[Collected data]
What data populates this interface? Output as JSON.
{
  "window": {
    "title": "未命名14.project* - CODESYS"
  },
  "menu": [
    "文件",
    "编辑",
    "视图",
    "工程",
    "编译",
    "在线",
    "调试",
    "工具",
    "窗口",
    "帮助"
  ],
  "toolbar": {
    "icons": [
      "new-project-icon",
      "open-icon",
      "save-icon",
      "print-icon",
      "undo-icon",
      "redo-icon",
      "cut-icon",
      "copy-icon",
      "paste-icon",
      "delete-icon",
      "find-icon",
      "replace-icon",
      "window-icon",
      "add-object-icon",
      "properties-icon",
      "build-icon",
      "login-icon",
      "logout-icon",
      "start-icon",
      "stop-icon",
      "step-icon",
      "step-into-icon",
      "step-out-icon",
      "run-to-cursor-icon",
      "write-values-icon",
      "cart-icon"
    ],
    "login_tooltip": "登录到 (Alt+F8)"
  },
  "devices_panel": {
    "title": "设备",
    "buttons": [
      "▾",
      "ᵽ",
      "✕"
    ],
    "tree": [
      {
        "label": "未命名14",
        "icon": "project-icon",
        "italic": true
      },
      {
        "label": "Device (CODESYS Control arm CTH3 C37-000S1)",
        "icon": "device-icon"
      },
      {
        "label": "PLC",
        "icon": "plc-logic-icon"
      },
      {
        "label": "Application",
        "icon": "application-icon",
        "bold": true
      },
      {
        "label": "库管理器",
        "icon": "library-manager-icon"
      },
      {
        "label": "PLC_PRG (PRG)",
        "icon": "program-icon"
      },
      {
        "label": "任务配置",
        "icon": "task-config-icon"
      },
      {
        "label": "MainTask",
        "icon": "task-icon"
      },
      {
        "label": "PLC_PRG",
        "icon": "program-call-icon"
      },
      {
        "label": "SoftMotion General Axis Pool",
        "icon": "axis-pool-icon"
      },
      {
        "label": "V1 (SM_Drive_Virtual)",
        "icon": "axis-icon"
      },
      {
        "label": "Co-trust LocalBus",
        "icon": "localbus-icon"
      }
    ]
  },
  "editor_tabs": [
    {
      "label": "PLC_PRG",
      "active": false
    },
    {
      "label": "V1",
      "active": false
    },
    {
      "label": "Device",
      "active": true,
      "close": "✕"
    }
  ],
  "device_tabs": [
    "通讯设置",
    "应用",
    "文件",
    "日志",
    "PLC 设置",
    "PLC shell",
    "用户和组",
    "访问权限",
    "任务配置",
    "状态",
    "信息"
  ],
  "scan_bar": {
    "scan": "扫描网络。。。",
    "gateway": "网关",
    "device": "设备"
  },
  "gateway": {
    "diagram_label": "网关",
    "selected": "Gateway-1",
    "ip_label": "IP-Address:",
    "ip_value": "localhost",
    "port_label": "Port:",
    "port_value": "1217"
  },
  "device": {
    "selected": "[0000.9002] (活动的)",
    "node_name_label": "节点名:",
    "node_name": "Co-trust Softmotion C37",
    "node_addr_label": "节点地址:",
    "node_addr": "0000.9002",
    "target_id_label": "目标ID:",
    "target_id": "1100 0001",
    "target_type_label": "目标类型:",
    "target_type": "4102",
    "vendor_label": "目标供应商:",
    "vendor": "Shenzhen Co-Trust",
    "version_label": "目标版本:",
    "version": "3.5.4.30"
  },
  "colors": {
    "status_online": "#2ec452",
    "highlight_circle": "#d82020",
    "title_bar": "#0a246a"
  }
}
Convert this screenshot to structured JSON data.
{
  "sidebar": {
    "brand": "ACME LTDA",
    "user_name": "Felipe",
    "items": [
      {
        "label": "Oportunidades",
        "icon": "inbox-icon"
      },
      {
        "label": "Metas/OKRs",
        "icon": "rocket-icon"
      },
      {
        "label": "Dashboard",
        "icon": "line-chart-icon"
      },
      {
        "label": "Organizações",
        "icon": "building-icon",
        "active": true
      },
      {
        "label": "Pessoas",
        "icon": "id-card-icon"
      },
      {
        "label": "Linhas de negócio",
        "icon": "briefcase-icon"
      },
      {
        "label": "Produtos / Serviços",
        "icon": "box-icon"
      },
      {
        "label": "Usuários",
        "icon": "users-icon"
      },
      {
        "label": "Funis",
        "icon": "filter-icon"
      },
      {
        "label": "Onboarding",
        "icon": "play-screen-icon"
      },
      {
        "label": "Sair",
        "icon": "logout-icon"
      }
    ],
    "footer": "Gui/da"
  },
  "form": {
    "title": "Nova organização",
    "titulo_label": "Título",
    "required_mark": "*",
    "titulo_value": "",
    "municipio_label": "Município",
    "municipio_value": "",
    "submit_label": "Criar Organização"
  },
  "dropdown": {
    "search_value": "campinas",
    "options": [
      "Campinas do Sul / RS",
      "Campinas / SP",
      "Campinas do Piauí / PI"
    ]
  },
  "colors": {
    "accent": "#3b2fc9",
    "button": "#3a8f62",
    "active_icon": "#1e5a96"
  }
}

- [Problem to solve] Extract the complete listing verbatim.

- [Final result]
What data populates this interface? Output as JSON.
{
  "window": {
    "title": "未命名14.project* - CODESYS"
  },
  "menu": [
    "文件",
    "编辑",
    "视图",
    "工程",
    "编译",
    "在线",
    "调试",
    "工具",
    "窗口",
    "帮助"
  ],
  "toolbar": {
    "icons": [
      "new-project-icon",
      "open-icon",
      "save-icon",
      "print-icon",
      "undo-icon",
      "redo-icon",
      "cut-icon",
      "copy-icon",
      "paste-icon",
      "delete-icon",
      "find-icon",
      "replace-icon",
      "window-icon",
      "add-object-icon",
      "properties-icon",
      "build-icon",
      "login-icon",
      "logout-icon",
      "start-icon",
      "stop-icon",
      "step-icon",
      "step-into-icon",
      "step-out-icon",
      "run-to-cursor-icon",
      "write-values-icon",
      "cart-icon"
    ],
    "login_tooltip": "登录到 (Alt+F8)"
  },
  "devices_panel": {
    "title": "设备",
    "buttons": [
      "▾",
      "ᵽ",
      "✕"
    ],
    "tree": [
      {
        "label": "未命名14",
        "icon": "project-icon",
        "italic": true
      },
      {
        "label": "Device (CODESYS Control arm CTH3 C37-000S1)",
        "icon": "device-icon"
      },
      {
        "label": "PLC",
        "icon": "plc-logic-icon"
      },
      {
        "label": "Application",
        "icon": "application-icon",
        "bold": true
      },
      {
        "label": "库管理器",
        "icon": "library-manager-icon"
      },
      {
        "label": "PLC_PRG (PRG)",
        "icon": "program-icon"
      },
      {
        "label": "任务配置",
        "icon": "task-config-icon"
      },
      {
        "label": "MainTask",
        "icon": "task-icon"
      },
      {
        "label": "PLC_PRG",
        "icon": "program-call-icon"
      },
      {
        "label": "SoftMotion General Axis Pool",
        "icon": "axis-pool-icon"
      },
      {
        "label": "V1 (SM_Drive_Virtual)",
        "icon": "axis-icon"
      },
      {
        "label": "Co-trust LocalBus",
        "icon": "localbus-icon"
      }
    ]
  },
  "editor_tabs": [
    {
      "label": "PLC_PRG",
      "active": false
    },
    {
      "label": "V1",
      "active": false
    },
    {
      "label": "Device",
      "active": true,
      "close": "✕"
    }
  ],
  "device_tabs": [
    "通讯设置",
    "应用",
    "文件",
    "日志",
    "PLC 设置",
    "PLC shell",
    "用户和组",
    "访问权限",
    "任务配置",
    "状态",
    "信息"
  ],
  "scan_bar": {
    "scan": "扫描网络。。。",
    "gateway": "网关",
    "device": "设备"
  },
  "gateway": {
    "diagram_label": "网关",
    "selected": "Gateway-1",
    "ip_label": "IP-Address:",
    "ip_value": "localhost",
    "port_label": "Port:",
    "port_value": "1217"
  },
  "device": {
    "selected": "[0000.9002] (活动的)",
    "node_name_label": "节点名:",
    "node_name": "Co-trust Softmotion C37",
    "node_addr_label": "节点地址:",
    "node_addr": "0000.9002",
    "target_id_label": "目标ID:",
    "target_id": "1100 0001",
    "target_type_label": "目标类型:",
    "target_type": "4102",
    "vendor_label": "目标供应商:",
    "vendor": "Shenzhen Co-Trust",
    "version_label": "目标版本:",
    "version": "3.5.4.30"
  },
  "colors": {
    "status_online": "#2ec452",
    "highlight_circle": "#d82020",
    "title_bar": "#0a246a"
  }
}
Convert this screenshot to structured JSON data.
{
  "sidebar": {
    "brand": "ACME LTDA",
    "user_name": "Felipe",
    "items": [
      {
        "label": "Oportunidades",
        "icon": "inbox-icon"
      },
      {
        "label": "Metas/OKRs",
        "icon": "rocket-icon"
      },
      {
        "label": "Dashboard",
        "icon": "line-chart-icon"
      },
      {
        "label": "Organizações",
        "icon": "building-icon",
        "active": true
      },
      {
        "label": "Pessoas",
        "icon": "id-card-icon"
      },
      {
        "label": "Linhas de negócio",
        "icon": "briefcase-icon"
      },
      {
        "label": "Produtos / Serviços",
        "icon": "box-icon"
      },
      {
        "label": "Usuários",
        "icon": "users-icon"
      },
      {
        "label": "Funis",
        "icon": "filter-icon"
      },
      {
        "label": "Onboarding",
        "icon": "play-screen-icon"
      },
      {
        "label": "Sair",
        "icon": "logout-icon"
      }
    ],
    "footer": "Gui/da"
  },
  "form": {
    "title": "Nova organização",
    "titulo_label": "Título",
    "required_mark": "*",
    "titulo_value": "",
    "municipio_label": "Município",
    "municipio_value": "",
    "submit_label": "Criar Organização"
  },
  "dropdown": {
    "search_value": "campinas",
    "options": [
      "Campinas do Sul / RS",
      "Campinas / SP",
      "Campinas do Piauí / PI"
    ]
  },
  "colors": {
    "accent": "#3b2fc9",
    "button": "#3a8f62",
    "active_icon": "#1e5a96"
  }
}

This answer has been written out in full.